Source =>

+ + + + +

I am not an expert so I look forward to reading the opinions! I would guess the first gun to be more of an early Virginia save for the lock, or maybe Lancaster. But remember, I am not at all knowledgeable. I have no clue on the second gun.
Thanks for the post Bnewberry! I have a tentative passing knowledge of the various schools, but I am by no means a scholar. The first rifle doesn't tick all the marks for Lehigh, but there are a few guns I've seen from there that lack the Roman Nose en extremus like this one.

Early Virginia tends to have a much broader backside like the second rifle from what I've seen. But I admit I haven't seen nearly enough to claim authority on anything.

BTW, if anyone is wondering where Ludowici is, I'm not joking in the least, Google "speed trap". It's in the Wikipedia page for that phrase. Meant merely as a joke by me.
 
B,
No Lehigh’s here. To be fair, it does look like someone’s interpretation of a Bucks county gun. Bucks Co. borders Lehigh, so there are some similarities.
if I were to guess, these are all guns put together from kits, by an amateur builder.
That doesn’t mean they won’t shoot great! Just means that not everything is proper for that style, and some warts are still visible. ( weird buttstock on the Lancaster)
My first builds had similar issues.....you learn as you go.
 
Yeah, from what I see they were definitely put together from parts kits, but given the prices I paid, I can live with warts as long as they shoot.

+ + + + +

Items =>
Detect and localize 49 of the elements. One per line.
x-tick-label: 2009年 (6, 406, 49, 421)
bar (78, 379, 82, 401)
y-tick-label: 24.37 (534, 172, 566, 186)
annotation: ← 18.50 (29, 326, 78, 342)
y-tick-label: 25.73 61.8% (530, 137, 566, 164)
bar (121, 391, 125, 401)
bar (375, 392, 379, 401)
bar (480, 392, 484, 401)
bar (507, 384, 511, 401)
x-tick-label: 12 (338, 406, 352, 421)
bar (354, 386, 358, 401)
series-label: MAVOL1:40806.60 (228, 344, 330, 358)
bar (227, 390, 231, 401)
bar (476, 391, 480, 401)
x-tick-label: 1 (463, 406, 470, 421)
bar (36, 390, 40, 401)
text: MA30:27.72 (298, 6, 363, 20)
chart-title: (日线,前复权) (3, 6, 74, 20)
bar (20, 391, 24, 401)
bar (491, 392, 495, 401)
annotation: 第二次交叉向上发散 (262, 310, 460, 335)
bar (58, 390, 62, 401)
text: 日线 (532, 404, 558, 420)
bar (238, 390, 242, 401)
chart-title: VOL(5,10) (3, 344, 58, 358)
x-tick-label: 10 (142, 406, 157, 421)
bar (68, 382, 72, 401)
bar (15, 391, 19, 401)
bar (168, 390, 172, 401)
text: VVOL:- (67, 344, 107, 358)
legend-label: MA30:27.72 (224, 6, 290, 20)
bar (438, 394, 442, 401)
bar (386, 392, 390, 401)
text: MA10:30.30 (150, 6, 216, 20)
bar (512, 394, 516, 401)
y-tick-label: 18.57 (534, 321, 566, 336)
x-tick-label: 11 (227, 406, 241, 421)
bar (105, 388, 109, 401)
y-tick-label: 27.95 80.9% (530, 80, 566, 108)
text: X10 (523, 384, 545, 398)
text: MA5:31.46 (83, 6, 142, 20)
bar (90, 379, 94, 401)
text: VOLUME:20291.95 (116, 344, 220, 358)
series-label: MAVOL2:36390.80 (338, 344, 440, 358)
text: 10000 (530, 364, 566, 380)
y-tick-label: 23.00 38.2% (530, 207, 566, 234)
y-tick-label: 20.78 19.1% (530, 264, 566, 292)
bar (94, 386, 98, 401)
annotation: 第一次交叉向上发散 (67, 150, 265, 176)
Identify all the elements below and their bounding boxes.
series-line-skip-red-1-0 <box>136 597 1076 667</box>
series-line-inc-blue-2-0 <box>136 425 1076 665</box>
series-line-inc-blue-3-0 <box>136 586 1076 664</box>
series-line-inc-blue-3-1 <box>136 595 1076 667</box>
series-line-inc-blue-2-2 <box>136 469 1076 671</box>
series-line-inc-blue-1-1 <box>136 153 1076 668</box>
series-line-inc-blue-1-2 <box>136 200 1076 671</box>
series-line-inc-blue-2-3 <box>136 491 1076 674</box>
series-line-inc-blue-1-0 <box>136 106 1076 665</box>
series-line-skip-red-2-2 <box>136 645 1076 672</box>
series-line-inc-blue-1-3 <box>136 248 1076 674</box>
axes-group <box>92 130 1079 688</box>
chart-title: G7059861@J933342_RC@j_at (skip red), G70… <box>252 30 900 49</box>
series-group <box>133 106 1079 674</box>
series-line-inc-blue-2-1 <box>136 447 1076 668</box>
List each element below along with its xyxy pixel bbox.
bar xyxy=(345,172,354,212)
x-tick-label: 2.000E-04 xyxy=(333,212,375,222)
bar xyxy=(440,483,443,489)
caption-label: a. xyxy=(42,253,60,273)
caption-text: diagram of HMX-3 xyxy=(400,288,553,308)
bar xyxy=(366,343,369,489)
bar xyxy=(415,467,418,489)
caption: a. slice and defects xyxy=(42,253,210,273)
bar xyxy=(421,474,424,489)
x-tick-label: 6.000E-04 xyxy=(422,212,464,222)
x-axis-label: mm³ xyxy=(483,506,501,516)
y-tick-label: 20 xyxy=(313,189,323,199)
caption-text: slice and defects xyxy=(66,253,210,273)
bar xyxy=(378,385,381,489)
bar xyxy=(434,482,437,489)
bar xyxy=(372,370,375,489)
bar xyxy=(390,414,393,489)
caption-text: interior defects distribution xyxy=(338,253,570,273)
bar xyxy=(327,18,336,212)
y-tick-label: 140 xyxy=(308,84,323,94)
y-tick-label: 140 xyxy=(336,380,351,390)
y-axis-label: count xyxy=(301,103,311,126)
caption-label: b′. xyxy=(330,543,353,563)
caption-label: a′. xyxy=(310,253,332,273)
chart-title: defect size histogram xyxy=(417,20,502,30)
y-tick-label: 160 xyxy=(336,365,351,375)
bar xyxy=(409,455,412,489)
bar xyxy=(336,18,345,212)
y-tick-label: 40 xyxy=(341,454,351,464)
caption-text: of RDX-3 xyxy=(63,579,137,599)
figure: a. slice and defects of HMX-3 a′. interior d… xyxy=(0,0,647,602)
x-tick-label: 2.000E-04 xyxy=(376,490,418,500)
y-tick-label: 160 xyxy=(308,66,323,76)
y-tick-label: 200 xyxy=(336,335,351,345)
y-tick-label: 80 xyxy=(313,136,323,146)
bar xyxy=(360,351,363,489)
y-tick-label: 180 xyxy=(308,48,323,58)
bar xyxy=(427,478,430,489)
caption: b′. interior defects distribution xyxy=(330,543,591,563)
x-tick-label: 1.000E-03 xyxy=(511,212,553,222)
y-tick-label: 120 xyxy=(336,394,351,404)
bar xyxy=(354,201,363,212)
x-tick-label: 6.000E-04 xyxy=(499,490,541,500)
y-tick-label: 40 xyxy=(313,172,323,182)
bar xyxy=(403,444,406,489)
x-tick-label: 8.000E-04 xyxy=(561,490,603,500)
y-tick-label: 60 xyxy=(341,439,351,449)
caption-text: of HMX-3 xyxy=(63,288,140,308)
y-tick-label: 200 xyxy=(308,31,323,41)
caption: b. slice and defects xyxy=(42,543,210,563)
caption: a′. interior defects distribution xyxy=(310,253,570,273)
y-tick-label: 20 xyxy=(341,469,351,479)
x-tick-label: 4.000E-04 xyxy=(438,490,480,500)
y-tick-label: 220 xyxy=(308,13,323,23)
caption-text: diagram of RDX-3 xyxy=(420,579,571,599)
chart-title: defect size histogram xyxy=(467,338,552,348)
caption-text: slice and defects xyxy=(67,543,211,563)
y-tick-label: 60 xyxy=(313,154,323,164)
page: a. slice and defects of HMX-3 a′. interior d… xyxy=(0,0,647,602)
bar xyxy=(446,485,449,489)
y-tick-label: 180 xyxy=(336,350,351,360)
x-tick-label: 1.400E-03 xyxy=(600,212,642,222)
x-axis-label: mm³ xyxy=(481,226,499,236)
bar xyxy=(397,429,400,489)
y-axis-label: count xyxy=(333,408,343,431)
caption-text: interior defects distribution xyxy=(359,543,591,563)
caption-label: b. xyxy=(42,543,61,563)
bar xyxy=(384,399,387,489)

+ + + + +

What this exercise asks =>
[1] From the rifle thread, return word for word the part that opens with the words containing "That doesn’t mean" and closes with "on the Lancaster)".
[2] Write the next part of the rifle thread, picking up after its final sentence.
The rows come from a different source than the rifle thread.

The replies =>
[1]
That doesn’t mean they won’t shoot great! Just means that not everything is proper for that style, and some warts are still visible. ( weird buttstock on the Lancaster)

[2]
Try $200 or less in a pawnshop. Outside of muzzleloading circles anything blackpowder is valueless. For instance, I gave a customer $100 for a clean .54 GPR. Because, at least in the south, average Joe ain't spending a dime on a muzzleloader.

An example more to the point is the black gun world. You could build a gun out of the finest parts on earth but on a secondary market, at least from the point of view of me selling guns every day, you will get half of what you paid.

Heck slap a Kibler on the wall in a non-specialty store, and someone will offer you $200 bucks so they can slap it on the wall at the lake house. But then, lake folk are a strange lot.
 
Good examples of how a $1000 parts set can turn in to a $300 gun.
Or,
"Yeah, but she's got a great personality."
In the real world, with muzzleloaders being quite the small niche, unless you have an established name the reality is that every TOW, Pecatonica kit put together by anyone is actually a $300 gun to normies. Sad, but true.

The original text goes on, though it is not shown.